§ Input data
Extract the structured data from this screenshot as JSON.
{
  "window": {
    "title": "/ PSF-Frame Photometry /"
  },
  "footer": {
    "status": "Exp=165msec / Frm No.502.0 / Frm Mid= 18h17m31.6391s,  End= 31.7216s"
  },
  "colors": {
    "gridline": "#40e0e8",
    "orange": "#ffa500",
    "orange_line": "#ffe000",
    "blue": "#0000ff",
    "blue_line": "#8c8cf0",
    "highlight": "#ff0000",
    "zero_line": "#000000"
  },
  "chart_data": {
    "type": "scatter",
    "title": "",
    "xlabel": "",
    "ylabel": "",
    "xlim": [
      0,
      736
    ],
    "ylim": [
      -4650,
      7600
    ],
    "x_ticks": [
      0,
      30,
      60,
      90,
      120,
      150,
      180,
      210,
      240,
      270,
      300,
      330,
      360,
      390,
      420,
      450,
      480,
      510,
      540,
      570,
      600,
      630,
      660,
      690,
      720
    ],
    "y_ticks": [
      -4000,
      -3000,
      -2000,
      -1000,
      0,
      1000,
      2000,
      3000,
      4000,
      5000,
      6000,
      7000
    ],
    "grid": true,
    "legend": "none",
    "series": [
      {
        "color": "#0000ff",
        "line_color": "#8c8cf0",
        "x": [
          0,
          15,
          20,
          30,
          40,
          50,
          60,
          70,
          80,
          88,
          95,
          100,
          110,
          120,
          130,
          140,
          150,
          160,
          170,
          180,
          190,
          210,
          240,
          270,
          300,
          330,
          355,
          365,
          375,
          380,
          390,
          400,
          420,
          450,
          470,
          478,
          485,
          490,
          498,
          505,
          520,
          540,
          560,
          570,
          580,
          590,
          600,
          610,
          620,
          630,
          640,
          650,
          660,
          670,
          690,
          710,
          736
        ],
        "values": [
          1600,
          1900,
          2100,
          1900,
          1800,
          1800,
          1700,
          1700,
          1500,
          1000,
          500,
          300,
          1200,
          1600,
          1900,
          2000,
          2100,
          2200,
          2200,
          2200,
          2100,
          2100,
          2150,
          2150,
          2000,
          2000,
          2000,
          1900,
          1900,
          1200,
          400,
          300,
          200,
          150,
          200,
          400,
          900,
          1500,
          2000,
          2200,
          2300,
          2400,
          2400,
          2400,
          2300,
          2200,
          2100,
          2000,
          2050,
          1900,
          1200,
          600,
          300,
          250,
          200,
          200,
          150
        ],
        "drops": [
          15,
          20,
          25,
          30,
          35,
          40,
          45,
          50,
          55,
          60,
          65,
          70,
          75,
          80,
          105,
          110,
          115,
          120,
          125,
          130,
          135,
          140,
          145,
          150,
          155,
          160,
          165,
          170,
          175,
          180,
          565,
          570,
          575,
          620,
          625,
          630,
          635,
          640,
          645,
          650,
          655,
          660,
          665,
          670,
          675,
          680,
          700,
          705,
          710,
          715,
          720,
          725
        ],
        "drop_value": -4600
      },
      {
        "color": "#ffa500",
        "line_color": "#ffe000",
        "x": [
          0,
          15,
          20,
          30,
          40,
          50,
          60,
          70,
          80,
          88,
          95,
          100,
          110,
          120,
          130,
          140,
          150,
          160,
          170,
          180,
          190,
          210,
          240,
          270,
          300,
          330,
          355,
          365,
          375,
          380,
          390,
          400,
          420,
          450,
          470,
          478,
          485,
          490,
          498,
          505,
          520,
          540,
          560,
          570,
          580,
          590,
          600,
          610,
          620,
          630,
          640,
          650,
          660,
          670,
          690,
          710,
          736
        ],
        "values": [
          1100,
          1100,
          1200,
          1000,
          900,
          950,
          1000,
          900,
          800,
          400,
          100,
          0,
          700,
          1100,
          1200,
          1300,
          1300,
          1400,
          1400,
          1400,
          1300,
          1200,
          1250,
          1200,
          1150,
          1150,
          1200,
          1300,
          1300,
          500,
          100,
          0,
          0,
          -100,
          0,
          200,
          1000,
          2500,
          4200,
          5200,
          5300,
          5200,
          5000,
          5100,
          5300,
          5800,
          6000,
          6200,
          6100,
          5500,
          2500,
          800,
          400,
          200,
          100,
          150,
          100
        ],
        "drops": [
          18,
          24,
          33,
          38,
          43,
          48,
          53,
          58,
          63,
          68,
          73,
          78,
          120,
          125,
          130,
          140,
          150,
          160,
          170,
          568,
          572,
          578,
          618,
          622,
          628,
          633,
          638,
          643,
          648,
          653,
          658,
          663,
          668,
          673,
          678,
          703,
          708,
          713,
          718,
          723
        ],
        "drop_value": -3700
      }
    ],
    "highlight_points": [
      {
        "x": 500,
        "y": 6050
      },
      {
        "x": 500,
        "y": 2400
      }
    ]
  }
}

§ Stated goal
Return each entry from above without altering a single character.

§ Right answer
Extract the structured data from this screenshot as JSON.
{
  "window": {
    "title": "/ PSF-Frame Photometry /"
  },
  "footer": {
    "status": "Exp=165msec / Frm No.502.0 / Frm Mid= 18h17m31.6391s,  End= 31.7216s"
  },
  "colors": {
    "gridline": "#40e0e8",
    "orange": "#ffa500",
    "orange_line": "#ffe000",
    "blue": "#0000ff",
    "blue_line": "#8c8cf0",
    "highlight": "#ff0000",
    "zero_line": "#000000"
  },
  "chart_data": {
    "type": "scatter",
    "title": "",
    "xlabel": "",
    "ylabel": "",
    "xlim": [
      0,
      736
    ],
    "ylim": [
      -4650,
      7600
    ],
    "x_ticks": [
      0,
      30,
      60,
      90,
      120,
      150,
      180,
      210,
      240,
      270,
      300,
      330,
      360,
      390,
      420,
      450,
      480,
      510,
      540,
      570,
      600,
      630,
      660,
      690,
      720
    ],
    "y_ticks": [
      -4000,
      -3000,
      -2000,
      -1000,
      0,
      1000,
      2000,
      3000,
      4000,
      5000,
      6000,
      7000
    ],
    "grid": true,
    "legend": "none",
    "series": [
      {
        "color": "#0000ff",
        "line_color": "#8c8cf0",
        "x": [
          0,
          15,
          20,
          30,
          40,
          50,
          60,
          70,
          80,
          88,
          95,
          100,
          110,
          120,
          130,
          140,
          150,
          160,
          170,
          180,
          190,
          210,
          240,
          270,
          300,
          330,
          355,
          365,
          375,
          380,
          390,
          400,
          420,
          450,
          470,
          478,
          485,
          490,
          498,
          505,
          520,
          540,
          560,
          570,
          580,
          590,
          600,
          610,
          620,
          630,
          640,
          650,
          660,
          670,
          690,
          710,
          736
        ],
        "values": [
          1600,
          1900,
          2100,
          1900,
          1800,
          1800,
          1700,
          1700,
          1500,
          1000,
          500,
          300,
          1200,
          1600,
          1900,
          2000,
          2100,
          2200,
          2200,
          2200,
          2100,
          2100,
          2150,
          2150,
          2000,
          2000,
          2000,
          1900,
          1900,
          1200,
          400,
          300,
          200,
          150,
          200,
          400,
          900,
          1500,
          2000,
          2200,
          2300,
          2400,
          2400,
          2400,
          2300,
          2200,
          2100,
          2000,
          2050,
          1900,
          1200,
          600,
          300,
          250,
          200,
          200,
          150
        ],
        "drops": [
          15,
          20,
          25,
          30,
          35,
          40,
          45,
          50,
          55,
          60,
          65,
          70,
          75,
          80,
          105,
          110,
          115,
          120,
          125,
          130,
          135,
          140,
          145,
          150,
          155,
          160,
          165,
          170,
          175,
          180,
          565,
          570,
          575,
          620,
          625,
          630,
          635,
          640,
          645,
          650,
          655,
          660,
          665,
          670,
          675,
          680,
          700,
          705,
          710,
          715,
          720,
          725
        ],
        "drop_value": -4600
      },
      {
        "color": "#ffa500",
        "line_color": "#ffe000",
        "x": [
          0,
          15,
          20,
          30,
          40,
          50,
          60,
          70,
          80,
          88,
          95,
          100,
          110,
          120,
          130,
          140,
          150,
          160,
          170,
          180,
          190,
          210,
          240,
          270,
          300,
          330,
          355,
          365,
          375,
          380,
          390,
          400,
          420,
          450,
          470,
          478,
          485,
          490,
          498,
          505,
          520,
          540,
          560,
          570,
          580,
          590,
          600,
          610,
          620,
          630,
          640,
          650,
          660,
          670,
          690,
          710,
          736
        ],
        "values": [
          1100,
          1100,
          1200,
          1000,
          900,
          950,
          1000,
          900,
          800,
          400,
          100,
          0,
          700,
          1100,
          1200,
          1300,
          1300,
          1400,
          1400,
          1400,
          1300,
          1200,
          1250,
          1200,
          1150,
          1150,
          1200,
          1300,
          1300,
          500,
          100,
          0,
          0,
          -100,
          0,
          200,
          1000,
          2500,
          4200,
          5200,
          5300,
          5200,
          5000,
          5100,
          5300,
          5800,
          6000,
          6200,
          6100,
          5500,
          2500,
          800,
          400,
          200,
          100,
          150,
          100
        ],
        "drops": [
          18,
          24,
          33,
          38,
          43,
          48,
          53,
          58,
          63,
          68,
          73,
          78,
          120,
          125,
          130,
          140,
          150,
          160,
          170,
          568,
          572,
          578,
          618,
          622,
          628,
          633,
          638,
          643,
          648,
          653,
          658,
          663,
          668,
          673,
          678,
          703,
          708,
          713,
          718,
          723
        ],
        "drop_value": -3700
      }
    ],
    "highlight_points": [
      {
        "x": 500,
        "y": 6050
      },
      {
        "x": 500,
        "y": 2400
      }
    ]
  }
}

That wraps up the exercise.